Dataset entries
######
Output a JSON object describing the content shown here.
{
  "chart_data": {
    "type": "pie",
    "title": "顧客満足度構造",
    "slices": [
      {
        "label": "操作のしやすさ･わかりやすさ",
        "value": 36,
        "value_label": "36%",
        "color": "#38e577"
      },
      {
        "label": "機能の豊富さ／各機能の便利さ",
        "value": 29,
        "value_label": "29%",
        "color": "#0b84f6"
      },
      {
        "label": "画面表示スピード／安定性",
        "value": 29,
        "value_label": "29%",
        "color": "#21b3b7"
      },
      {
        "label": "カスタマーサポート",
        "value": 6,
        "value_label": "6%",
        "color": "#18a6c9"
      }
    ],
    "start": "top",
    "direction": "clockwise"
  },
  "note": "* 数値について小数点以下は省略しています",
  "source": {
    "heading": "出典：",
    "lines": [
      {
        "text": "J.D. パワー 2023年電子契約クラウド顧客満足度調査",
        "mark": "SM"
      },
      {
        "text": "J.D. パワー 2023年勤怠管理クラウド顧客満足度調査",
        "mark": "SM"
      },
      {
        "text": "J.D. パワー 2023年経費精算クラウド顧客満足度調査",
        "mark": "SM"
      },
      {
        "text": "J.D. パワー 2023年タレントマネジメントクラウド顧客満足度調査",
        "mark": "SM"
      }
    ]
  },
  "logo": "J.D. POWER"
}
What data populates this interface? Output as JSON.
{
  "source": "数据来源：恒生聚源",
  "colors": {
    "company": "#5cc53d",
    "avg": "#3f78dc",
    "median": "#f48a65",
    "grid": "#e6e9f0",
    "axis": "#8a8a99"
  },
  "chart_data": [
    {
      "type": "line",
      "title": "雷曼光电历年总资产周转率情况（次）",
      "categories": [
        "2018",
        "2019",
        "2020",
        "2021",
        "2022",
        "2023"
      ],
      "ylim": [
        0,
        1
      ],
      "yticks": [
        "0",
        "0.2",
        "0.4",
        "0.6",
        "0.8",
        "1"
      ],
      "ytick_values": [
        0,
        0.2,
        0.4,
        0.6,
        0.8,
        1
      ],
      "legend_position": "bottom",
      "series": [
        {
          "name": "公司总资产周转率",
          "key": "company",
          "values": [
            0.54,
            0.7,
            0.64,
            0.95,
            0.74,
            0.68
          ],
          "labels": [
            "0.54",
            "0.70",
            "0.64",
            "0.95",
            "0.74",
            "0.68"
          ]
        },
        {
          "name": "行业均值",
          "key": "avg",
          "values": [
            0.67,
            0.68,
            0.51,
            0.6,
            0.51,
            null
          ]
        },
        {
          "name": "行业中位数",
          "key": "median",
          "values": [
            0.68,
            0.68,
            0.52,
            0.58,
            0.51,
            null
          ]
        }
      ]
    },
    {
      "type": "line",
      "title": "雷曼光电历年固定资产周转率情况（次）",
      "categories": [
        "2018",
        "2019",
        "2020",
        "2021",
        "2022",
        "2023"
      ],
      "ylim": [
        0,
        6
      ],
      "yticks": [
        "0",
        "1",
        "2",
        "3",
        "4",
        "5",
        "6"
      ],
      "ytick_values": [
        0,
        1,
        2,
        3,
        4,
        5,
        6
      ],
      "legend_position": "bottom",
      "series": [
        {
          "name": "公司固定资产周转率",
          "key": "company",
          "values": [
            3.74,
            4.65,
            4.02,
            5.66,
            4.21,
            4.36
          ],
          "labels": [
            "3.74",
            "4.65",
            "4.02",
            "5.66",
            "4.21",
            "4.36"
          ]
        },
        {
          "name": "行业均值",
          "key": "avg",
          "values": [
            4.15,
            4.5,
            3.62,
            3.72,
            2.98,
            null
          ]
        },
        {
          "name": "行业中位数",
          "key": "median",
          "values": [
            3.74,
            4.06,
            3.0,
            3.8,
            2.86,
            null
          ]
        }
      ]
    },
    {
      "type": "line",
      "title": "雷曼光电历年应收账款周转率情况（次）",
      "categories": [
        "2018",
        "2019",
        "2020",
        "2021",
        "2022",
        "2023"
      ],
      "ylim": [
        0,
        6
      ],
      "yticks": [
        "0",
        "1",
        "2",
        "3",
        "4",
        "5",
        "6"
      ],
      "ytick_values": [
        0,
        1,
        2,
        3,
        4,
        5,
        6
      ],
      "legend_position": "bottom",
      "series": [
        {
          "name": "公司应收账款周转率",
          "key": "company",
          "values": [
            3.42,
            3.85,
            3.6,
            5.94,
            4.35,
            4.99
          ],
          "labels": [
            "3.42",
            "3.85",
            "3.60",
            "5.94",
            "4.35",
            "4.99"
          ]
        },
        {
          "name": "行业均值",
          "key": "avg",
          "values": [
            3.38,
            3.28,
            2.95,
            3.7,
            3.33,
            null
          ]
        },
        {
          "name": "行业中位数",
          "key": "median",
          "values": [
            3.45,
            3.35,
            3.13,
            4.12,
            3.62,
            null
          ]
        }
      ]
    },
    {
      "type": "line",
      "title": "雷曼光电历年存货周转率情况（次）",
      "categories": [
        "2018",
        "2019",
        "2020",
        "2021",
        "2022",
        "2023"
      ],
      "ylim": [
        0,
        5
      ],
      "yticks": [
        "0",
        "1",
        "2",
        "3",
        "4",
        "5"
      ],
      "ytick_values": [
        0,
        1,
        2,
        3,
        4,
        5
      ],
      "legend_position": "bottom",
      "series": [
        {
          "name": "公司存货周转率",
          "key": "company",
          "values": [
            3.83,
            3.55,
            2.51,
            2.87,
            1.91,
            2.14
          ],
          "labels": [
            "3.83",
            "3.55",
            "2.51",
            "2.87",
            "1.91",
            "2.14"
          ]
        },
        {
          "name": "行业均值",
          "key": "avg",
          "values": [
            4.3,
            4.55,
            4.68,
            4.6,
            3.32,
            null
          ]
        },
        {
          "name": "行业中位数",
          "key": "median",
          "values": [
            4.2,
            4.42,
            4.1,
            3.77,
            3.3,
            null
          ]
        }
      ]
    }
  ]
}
######
■ Job ■
Look through the entries above; copy each line where the string "Output" appears.

■ Answer to this task ■
Output a JSON object describing the content shown here.
What data populates this interface? Output as JSON.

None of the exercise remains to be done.